INSTRUCTION
Below are the records. Gather each line that holds "Number".

RECORDS SHOWN
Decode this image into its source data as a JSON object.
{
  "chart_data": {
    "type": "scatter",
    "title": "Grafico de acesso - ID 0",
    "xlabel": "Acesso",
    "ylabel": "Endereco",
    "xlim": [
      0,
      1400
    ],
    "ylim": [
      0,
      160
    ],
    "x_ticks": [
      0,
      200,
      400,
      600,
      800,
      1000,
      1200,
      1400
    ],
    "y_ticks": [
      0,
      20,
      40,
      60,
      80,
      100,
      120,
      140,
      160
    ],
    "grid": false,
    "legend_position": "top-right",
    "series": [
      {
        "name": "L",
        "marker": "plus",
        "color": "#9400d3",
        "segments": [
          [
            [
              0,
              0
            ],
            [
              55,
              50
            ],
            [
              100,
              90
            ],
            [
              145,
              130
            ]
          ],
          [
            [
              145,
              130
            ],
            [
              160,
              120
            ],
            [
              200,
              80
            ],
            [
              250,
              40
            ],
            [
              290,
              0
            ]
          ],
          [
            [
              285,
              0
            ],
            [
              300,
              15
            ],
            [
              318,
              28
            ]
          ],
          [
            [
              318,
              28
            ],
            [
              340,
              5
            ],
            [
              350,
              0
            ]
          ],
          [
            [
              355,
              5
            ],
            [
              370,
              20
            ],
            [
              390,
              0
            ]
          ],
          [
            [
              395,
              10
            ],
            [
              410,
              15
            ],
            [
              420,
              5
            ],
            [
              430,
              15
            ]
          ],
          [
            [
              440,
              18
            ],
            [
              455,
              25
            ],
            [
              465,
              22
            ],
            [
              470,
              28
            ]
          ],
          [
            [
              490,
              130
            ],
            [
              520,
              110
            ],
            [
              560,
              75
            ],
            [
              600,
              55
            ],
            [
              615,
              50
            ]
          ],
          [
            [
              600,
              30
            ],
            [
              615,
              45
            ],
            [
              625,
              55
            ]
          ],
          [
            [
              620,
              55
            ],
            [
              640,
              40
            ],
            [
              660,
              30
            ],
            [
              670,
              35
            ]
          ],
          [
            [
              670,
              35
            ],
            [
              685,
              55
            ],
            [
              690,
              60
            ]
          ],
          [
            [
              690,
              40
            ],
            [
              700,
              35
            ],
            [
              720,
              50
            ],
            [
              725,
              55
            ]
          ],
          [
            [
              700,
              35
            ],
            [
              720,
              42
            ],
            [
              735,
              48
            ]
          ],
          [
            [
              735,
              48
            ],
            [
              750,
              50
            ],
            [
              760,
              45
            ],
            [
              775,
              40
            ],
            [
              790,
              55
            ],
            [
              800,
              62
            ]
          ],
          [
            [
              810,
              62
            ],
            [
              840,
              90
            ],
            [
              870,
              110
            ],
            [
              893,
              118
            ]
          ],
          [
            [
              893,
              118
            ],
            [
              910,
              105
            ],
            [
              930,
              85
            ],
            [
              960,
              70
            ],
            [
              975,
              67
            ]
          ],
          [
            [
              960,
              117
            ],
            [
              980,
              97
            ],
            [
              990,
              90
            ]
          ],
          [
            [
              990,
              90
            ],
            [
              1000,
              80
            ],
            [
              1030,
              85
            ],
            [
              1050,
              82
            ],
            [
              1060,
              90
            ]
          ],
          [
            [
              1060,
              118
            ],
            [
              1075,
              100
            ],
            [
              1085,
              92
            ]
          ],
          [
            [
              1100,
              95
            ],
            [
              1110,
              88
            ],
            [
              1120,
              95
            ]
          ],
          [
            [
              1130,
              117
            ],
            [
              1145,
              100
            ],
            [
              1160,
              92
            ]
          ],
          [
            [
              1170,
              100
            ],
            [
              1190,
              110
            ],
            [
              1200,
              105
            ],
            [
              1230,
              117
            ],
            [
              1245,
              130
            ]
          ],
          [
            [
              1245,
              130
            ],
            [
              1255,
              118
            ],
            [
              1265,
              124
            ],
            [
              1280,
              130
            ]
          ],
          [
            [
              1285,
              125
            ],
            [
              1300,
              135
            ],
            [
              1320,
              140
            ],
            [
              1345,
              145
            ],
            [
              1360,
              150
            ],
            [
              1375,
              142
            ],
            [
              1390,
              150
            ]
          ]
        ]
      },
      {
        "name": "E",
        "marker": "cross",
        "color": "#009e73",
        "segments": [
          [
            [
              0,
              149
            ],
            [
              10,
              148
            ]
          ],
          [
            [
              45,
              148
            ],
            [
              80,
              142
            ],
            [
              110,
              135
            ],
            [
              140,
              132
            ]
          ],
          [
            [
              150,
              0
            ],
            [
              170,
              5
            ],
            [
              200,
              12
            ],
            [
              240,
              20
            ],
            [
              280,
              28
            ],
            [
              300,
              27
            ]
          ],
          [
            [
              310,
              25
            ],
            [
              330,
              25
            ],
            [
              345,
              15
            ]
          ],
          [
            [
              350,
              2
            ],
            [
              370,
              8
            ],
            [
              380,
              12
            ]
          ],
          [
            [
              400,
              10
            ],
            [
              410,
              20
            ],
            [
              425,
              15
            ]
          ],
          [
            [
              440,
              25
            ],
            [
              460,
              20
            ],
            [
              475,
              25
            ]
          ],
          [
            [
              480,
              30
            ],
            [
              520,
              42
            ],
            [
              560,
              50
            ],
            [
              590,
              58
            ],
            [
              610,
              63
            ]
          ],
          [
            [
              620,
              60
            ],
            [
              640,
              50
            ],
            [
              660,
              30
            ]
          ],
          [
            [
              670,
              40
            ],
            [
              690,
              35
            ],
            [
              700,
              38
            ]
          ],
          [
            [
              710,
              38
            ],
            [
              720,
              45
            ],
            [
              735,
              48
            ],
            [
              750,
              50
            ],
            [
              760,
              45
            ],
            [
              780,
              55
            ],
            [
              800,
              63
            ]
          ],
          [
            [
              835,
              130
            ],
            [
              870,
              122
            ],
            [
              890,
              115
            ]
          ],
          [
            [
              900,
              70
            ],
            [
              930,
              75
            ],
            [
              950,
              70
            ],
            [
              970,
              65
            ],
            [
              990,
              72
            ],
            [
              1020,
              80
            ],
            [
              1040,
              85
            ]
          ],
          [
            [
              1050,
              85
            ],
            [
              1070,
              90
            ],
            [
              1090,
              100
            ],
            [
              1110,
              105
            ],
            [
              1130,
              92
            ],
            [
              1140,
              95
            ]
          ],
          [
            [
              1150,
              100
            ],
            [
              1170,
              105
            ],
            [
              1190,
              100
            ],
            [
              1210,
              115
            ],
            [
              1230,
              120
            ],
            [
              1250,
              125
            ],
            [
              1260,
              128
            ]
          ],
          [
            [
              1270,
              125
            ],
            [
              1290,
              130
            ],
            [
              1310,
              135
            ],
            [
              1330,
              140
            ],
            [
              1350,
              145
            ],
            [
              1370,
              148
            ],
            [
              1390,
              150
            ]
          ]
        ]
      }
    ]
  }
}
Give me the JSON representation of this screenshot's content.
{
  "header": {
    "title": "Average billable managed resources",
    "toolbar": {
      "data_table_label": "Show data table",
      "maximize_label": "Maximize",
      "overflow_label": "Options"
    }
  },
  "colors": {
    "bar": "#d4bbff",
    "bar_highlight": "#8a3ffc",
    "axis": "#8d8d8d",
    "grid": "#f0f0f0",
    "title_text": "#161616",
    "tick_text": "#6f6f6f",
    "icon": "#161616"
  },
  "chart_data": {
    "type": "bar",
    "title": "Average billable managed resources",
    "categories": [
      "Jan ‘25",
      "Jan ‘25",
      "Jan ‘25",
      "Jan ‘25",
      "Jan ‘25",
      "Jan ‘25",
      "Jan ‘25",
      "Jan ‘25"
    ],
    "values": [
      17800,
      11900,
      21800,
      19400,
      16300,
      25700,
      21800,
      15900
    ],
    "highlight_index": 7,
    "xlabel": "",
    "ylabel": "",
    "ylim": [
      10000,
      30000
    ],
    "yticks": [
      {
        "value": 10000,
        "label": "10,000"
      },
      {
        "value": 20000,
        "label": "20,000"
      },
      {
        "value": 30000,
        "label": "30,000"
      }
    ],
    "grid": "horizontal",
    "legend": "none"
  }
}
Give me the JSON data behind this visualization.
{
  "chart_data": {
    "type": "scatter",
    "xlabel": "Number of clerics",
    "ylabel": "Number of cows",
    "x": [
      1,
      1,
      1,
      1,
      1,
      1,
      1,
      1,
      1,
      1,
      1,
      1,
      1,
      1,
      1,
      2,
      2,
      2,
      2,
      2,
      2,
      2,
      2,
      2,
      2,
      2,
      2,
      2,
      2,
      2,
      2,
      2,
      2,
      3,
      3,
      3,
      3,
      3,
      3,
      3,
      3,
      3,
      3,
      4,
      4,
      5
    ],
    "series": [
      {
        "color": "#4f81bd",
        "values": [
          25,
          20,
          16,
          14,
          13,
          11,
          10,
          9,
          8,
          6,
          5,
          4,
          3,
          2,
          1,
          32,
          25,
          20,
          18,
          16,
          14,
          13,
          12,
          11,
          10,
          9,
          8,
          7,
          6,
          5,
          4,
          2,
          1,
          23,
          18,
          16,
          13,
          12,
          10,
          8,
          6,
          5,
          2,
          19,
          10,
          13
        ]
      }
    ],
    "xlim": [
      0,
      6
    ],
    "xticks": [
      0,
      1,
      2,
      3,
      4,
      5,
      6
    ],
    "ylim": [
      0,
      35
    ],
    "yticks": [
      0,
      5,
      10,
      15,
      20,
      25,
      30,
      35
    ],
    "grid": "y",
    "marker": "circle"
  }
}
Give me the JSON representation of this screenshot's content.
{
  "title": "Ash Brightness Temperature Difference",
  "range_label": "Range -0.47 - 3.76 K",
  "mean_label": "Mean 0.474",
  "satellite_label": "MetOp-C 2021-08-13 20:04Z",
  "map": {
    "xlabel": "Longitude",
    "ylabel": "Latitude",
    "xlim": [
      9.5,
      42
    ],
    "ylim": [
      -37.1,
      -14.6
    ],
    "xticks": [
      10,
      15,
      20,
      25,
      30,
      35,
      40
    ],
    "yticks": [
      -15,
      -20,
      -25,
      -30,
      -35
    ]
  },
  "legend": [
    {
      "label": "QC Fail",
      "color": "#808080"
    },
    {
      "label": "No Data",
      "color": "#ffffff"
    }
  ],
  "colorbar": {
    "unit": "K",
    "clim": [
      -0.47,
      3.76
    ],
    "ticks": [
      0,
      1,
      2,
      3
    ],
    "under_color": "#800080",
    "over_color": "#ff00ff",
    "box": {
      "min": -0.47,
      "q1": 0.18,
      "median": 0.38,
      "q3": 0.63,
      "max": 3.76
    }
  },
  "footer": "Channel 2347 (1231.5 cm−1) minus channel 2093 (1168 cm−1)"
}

THE REPLY
    "xlabel": "Number of clerics",
    "ylabel": "Number of cows",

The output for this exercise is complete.